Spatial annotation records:

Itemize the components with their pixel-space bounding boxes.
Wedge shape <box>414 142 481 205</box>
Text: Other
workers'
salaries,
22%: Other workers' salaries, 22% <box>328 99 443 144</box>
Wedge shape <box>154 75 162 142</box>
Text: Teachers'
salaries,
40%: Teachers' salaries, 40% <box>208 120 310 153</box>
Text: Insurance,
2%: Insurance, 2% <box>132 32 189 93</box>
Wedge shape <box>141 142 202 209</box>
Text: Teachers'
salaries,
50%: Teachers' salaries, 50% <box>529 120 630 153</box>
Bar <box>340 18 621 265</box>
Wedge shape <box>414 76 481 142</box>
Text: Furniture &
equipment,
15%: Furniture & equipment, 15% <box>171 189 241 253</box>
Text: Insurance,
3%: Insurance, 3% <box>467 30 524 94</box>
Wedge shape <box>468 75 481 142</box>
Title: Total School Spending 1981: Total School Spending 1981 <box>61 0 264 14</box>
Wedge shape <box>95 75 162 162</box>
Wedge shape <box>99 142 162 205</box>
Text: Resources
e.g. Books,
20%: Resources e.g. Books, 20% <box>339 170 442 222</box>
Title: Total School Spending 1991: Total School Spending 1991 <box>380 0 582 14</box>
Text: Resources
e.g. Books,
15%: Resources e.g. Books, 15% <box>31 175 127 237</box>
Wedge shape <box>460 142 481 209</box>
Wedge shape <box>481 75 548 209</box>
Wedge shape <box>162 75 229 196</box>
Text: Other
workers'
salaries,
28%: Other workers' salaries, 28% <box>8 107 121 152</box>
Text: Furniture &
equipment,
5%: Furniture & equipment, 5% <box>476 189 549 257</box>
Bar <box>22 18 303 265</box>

### [What you are asked to do]
Update the records from the beginning through the line containing "2%: Insurance, 2% <box>132 32 189 93</box>", replacing each "Wedge shape" with "Pie slice". Leave everything else unchanged.

### [Response to the task]
Itemize the components with their pixel-space bounding boxes.
Pie slice <box>414 142 481 205</box>
Text: Other
workers'
salaries,
22%: Other workers' salaries, 22% <box>328 99 443 144</box>
Pie slice <box>154 75 162 142</box>
Text: Teachers'
salaries,
40%: Teachers' salaries, 40% <box>208 120 310 153</box>
Text: Insurance,
2%: Insurance, 2% <box>132 32 189 93</box>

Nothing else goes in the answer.